▶ _Set problem_
Count lines, not occurrences: report how many lines in the records hold the string "Branno", and nothing else.

-----

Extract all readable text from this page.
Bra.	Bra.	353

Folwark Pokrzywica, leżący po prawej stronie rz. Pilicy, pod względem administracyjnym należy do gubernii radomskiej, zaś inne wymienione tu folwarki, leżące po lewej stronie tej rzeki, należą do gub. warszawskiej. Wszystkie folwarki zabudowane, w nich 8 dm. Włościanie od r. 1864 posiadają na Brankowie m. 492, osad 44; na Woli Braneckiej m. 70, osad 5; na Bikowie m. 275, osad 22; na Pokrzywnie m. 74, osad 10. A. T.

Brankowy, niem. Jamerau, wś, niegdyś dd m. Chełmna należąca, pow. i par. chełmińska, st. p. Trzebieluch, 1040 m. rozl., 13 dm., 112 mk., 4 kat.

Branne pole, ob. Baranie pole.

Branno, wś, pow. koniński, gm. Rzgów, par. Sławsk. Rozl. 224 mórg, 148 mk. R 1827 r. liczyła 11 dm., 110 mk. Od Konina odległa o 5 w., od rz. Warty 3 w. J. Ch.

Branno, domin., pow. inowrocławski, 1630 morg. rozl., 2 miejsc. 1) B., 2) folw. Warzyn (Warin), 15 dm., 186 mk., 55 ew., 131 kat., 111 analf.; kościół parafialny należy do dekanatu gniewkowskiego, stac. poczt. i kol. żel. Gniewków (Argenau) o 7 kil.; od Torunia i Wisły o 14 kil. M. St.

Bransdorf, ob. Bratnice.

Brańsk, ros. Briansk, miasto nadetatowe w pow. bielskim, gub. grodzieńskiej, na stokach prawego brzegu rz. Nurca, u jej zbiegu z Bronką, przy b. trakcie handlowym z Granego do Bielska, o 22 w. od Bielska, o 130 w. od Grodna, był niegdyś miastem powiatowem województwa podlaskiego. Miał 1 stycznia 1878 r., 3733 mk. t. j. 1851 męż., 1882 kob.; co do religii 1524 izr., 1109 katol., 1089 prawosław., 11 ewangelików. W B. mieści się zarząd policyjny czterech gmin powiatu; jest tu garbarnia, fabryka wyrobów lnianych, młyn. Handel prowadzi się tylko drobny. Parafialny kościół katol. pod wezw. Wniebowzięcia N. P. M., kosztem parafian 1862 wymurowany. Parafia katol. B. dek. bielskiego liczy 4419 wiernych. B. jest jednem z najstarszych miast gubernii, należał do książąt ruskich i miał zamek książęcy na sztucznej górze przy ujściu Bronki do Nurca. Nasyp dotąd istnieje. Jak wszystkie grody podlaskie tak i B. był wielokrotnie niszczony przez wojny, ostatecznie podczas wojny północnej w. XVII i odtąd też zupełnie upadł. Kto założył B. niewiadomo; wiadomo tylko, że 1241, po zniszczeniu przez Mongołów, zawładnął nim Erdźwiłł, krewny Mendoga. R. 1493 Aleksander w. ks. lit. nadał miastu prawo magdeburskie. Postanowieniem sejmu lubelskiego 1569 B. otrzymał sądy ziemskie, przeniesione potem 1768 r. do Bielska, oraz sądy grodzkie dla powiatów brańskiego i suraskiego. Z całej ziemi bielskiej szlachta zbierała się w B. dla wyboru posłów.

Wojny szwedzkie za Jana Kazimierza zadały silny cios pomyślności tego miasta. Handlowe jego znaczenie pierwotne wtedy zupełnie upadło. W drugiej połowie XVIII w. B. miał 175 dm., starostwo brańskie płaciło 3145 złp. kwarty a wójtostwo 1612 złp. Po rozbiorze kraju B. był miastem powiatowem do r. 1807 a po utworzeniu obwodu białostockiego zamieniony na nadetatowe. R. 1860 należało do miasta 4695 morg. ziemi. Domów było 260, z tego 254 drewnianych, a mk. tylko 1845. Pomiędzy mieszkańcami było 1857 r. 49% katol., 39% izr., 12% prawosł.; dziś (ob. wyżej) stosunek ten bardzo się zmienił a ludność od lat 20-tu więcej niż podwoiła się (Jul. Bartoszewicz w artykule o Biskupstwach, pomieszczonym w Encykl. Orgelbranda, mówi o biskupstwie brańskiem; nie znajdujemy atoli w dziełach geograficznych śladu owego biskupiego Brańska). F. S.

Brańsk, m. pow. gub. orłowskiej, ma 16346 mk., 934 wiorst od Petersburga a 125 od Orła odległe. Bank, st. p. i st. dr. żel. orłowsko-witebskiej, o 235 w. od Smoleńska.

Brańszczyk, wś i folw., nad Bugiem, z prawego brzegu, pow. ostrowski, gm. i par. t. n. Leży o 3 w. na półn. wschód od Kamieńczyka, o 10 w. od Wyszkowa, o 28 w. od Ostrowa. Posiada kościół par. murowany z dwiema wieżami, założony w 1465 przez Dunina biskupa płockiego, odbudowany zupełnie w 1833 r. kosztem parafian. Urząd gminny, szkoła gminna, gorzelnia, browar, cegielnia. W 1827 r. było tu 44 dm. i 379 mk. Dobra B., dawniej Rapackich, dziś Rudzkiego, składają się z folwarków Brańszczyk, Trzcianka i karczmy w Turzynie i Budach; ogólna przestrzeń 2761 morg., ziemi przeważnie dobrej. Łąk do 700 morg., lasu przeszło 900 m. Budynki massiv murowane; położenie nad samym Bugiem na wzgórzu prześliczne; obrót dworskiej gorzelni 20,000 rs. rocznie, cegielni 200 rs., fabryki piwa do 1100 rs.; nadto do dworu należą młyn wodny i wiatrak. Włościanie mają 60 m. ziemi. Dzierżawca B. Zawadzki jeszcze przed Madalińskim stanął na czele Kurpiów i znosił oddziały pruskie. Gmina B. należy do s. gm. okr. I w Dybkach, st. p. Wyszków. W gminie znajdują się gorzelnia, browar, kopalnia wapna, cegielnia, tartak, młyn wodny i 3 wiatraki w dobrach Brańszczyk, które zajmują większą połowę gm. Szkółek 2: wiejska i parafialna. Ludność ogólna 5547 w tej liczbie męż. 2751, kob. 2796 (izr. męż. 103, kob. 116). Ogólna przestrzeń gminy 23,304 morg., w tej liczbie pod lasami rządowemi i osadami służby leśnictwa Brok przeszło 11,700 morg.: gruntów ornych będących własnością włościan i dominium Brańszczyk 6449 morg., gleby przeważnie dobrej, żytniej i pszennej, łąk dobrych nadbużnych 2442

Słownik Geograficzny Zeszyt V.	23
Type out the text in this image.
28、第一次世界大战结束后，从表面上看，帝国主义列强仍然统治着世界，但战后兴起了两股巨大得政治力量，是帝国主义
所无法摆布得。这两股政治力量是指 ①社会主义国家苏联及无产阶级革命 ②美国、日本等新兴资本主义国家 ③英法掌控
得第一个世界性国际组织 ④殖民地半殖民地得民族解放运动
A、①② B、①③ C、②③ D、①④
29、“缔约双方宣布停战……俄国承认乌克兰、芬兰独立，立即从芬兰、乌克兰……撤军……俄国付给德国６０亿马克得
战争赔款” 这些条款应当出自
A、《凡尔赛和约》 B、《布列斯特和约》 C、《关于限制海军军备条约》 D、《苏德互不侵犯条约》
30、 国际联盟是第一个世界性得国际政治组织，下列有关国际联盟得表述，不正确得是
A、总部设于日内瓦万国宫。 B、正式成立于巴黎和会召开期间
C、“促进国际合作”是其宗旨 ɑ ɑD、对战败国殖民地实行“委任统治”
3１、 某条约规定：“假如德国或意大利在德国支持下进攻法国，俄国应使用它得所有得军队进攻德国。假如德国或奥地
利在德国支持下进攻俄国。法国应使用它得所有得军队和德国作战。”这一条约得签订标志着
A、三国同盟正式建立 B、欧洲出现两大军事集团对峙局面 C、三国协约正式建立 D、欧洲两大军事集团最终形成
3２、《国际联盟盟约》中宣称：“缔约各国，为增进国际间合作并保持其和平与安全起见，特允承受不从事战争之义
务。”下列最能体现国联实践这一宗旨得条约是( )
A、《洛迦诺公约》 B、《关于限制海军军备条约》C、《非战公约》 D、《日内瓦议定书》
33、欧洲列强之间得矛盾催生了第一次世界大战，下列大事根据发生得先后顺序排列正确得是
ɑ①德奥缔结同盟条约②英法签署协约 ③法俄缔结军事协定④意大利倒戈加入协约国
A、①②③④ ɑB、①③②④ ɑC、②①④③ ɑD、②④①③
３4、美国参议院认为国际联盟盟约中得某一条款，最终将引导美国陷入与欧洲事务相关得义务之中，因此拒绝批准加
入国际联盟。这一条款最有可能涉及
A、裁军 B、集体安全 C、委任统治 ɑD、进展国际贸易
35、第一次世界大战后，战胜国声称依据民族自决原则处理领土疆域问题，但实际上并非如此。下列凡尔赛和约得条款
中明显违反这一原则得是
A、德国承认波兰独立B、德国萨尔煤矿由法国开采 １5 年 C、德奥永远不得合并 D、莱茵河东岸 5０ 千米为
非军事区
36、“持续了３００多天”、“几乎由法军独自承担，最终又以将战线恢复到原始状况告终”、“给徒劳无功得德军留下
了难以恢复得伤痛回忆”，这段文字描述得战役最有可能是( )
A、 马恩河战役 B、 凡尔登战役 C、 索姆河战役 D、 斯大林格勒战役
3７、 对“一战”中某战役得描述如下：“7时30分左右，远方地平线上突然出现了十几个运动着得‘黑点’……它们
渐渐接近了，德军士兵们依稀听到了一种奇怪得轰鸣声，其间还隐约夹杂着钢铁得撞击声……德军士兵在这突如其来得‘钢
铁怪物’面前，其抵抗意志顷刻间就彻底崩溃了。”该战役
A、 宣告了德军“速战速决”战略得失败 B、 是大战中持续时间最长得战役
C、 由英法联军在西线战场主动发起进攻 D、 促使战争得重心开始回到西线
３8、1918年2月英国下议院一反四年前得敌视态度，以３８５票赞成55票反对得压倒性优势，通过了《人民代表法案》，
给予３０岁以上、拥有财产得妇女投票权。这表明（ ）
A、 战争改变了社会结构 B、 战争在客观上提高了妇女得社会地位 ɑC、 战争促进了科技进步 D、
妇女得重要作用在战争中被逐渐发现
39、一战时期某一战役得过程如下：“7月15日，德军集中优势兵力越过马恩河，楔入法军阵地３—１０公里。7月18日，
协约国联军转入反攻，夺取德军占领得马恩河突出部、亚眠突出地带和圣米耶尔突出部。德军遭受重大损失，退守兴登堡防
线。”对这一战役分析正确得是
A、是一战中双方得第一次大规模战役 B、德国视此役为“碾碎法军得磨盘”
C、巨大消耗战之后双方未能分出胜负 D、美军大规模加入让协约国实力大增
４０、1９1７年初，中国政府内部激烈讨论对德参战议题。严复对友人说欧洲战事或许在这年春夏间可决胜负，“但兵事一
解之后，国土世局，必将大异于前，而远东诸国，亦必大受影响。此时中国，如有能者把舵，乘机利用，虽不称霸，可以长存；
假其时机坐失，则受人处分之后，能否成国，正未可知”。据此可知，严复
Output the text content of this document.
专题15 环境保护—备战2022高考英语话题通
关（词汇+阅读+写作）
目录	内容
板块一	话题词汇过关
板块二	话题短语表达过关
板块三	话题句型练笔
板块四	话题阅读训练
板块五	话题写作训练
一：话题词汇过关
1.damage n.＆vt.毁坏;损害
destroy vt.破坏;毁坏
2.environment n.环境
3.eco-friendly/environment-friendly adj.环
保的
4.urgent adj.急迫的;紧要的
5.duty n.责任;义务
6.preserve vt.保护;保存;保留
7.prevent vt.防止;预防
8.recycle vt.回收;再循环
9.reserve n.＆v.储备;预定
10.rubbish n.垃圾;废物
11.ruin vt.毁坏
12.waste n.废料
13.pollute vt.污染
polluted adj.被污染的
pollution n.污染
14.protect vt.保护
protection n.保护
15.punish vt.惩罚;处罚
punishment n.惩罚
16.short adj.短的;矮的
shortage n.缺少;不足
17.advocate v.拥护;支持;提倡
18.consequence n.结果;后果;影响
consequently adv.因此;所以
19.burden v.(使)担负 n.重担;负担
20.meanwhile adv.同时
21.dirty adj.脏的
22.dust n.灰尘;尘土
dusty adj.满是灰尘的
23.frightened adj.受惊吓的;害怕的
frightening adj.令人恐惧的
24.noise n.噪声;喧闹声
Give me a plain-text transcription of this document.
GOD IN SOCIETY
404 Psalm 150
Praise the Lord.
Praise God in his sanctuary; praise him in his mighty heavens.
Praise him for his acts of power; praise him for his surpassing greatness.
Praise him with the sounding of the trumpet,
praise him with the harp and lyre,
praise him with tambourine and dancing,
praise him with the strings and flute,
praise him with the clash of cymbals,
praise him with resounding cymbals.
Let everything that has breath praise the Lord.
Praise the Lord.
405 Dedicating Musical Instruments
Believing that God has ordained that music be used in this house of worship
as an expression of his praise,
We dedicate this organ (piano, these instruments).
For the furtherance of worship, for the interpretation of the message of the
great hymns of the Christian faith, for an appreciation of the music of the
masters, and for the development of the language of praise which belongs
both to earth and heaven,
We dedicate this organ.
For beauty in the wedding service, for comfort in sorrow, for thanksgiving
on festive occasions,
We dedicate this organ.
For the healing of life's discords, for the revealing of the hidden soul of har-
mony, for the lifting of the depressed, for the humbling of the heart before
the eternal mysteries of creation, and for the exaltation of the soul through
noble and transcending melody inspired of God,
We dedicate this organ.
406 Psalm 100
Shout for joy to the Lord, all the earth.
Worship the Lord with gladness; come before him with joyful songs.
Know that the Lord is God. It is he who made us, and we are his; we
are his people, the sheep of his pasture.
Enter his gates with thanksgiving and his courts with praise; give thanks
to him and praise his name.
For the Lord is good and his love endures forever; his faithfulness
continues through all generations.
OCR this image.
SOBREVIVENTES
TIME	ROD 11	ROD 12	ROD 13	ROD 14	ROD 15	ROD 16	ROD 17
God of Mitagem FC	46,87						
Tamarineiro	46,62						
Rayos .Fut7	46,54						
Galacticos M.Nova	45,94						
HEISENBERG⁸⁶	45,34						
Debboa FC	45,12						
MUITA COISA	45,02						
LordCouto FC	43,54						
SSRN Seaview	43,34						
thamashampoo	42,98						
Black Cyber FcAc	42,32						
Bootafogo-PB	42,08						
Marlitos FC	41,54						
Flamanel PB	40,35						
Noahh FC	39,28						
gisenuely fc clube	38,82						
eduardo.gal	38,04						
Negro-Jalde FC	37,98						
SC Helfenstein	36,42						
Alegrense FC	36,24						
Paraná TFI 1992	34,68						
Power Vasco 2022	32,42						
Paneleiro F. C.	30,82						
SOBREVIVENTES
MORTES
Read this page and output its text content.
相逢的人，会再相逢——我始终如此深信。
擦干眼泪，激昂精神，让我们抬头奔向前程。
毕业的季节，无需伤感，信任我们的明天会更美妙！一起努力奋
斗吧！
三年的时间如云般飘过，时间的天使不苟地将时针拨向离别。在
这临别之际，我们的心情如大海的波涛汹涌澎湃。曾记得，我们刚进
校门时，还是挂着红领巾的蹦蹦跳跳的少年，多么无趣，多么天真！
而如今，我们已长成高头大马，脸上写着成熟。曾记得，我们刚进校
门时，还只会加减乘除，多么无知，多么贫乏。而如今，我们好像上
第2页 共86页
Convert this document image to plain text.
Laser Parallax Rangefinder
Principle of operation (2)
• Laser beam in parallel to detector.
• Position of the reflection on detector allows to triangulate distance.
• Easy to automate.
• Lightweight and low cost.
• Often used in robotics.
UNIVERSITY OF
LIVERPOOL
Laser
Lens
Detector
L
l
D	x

-----

▶ _Output_
2